# Exercise instructions:
Look for the word "JSON" in each line and report the count of matching lines, with nothing added.

-- start of Supplied records --

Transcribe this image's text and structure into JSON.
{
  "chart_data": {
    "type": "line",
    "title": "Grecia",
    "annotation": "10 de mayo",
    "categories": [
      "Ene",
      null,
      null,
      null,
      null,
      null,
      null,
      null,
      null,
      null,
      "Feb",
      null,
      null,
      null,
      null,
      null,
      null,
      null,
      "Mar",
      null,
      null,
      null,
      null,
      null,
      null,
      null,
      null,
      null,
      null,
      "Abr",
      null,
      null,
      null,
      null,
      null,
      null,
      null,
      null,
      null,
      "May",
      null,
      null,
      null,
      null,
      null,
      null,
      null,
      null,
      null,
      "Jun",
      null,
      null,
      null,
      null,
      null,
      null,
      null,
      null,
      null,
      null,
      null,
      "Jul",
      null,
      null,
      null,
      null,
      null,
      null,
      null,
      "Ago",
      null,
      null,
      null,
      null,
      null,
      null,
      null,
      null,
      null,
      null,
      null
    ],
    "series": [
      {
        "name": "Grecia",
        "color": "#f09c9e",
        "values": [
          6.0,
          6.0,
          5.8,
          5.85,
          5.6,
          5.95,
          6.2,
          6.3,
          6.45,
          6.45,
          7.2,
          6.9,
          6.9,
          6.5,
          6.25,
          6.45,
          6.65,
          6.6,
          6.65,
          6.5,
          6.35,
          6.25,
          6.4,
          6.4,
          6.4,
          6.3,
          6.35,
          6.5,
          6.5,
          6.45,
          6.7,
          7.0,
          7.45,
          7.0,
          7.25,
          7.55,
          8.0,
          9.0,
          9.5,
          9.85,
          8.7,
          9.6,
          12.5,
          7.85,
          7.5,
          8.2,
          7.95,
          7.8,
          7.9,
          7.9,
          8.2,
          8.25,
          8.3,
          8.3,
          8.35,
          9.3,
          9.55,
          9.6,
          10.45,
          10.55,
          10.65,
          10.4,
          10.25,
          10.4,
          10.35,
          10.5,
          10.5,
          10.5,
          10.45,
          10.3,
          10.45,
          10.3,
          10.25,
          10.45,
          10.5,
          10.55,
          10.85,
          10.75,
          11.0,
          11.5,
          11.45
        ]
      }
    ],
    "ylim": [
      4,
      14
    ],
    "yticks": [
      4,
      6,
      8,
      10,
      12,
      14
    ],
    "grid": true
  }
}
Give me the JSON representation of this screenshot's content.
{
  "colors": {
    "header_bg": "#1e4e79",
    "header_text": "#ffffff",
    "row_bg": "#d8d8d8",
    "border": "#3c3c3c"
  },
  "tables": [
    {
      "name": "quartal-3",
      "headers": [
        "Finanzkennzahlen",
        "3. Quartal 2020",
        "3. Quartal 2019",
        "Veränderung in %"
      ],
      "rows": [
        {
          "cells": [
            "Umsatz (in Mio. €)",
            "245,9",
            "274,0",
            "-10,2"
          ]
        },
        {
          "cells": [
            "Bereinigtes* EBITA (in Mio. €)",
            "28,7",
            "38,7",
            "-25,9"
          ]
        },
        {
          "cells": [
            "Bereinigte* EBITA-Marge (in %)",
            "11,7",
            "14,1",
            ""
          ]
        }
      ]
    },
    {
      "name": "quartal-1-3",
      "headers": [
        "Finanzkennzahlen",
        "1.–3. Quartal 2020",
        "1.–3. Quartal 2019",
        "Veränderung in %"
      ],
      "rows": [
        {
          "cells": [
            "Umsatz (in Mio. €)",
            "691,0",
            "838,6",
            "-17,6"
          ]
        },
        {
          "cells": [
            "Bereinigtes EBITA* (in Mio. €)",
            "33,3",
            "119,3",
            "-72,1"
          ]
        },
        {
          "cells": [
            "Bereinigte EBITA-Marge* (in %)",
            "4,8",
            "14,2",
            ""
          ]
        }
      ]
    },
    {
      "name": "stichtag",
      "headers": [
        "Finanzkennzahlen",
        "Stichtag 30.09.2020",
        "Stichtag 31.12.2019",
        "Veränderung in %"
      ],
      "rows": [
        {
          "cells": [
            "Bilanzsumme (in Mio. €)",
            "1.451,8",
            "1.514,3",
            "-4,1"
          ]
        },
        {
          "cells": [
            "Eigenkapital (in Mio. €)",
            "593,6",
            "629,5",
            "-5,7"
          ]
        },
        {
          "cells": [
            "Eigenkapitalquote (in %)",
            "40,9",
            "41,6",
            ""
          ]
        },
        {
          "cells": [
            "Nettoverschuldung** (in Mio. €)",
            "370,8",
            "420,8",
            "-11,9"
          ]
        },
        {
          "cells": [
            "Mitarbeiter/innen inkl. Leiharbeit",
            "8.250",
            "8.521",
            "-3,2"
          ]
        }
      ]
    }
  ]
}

-- end of Supplied records --

# Task response:
2